◆ Records supplied:

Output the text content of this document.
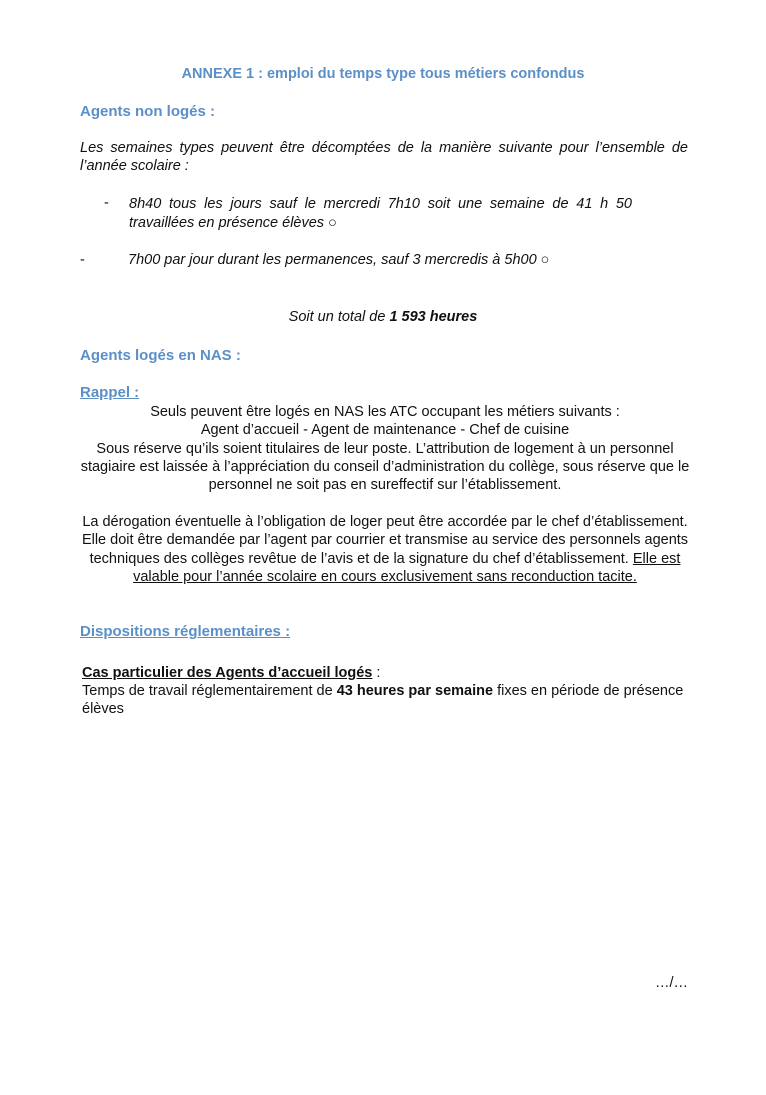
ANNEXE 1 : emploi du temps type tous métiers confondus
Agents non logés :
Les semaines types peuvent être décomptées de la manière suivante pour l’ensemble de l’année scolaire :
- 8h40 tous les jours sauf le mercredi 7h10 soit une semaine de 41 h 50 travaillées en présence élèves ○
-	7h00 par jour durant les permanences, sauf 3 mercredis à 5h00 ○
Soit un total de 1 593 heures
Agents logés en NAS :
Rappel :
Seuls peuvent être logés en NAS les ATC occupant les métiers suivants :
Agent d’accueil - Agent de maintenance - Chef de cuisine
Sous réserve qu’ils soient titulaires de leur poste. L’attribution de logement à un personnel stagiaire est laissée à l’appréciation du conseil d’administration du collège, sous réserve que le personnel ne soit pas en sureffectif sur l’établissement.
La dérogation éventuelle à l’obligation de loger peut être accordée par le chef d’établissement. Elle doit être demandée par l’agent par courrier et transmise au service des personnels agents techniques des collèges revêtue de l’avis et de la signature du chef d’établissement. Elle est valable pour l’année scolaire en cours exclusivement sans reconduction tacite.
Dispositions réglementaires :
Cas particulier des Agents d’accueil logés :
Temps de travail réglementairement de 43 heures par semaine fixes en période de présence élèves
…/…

--

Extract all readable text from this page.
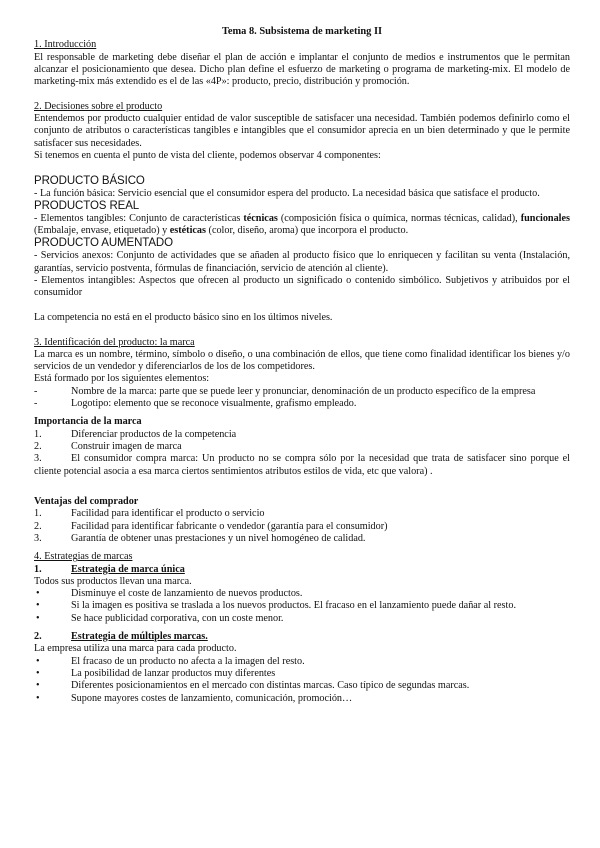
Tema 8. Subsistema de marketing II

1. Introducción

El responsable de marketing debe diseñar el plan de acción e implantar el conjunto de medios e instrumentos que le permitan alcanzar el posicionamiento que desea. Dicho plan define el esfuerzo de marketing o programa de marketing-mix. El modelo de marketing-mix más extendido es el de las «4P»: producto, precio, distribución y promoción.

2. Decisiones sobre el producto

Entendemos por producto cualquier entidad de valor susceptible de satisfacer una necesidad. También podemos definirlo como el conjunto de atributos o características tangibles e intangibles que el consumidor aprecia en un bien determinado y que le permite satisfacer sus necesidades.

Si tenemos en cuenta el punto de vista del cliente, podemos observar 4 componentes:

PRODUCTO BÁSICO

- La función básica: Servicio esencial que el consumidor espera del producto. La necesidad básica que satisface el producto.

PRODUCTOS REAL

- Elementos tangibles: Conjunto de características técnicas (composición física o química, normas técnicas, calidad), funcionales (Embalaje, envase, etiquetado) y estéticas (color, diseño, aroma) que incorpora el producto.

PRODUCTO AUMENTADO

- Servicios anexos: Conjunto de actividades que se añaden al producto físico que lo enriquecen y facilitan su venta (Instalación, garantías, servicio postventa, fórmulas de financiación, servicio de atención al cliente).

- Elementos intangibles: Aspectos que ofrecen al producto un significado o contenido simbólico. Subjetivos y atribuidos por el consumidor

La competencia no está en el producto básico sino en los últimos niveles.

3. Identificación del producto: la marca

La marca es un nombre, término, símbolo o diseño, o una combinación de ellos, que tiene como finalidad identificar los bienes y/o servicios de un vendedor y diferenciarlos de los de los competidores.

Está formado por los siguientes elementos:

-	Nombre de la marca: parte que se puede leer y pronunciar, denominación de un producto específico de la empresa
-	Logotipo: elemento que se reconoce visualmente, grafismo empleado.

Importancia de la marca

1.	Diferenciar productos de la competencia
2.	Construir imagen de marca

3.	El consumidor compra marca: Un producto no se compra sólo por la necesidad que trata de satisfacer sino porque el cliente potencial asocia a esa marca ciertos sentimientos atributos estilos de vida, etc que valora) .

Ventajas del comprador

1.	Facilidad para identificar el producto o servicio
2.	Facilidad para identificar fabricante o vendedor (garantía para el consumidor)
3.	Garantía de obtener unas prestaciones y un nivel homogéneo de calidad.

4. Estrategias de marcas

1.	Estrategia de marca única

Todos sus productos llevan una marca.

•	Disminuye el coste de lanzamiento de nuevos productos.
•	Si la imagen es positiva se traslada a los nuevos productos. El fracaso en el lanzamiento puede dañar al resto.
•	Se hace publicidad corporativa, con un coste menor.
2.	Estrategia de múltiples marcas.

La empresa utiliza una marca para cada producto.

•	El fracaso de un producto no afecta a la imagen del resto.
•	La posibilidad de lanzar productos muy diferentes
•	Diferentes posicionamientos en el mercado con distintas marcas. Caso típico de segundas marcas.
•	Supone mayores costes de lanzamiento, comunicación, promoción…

◆ Task to complete:
Show all lines in the entries above where the string "competencia" appears.

◆ Result below:
La competencia no está en el producto básico sino en los últimos niveles.
1.	Diferenciar productos de la competencia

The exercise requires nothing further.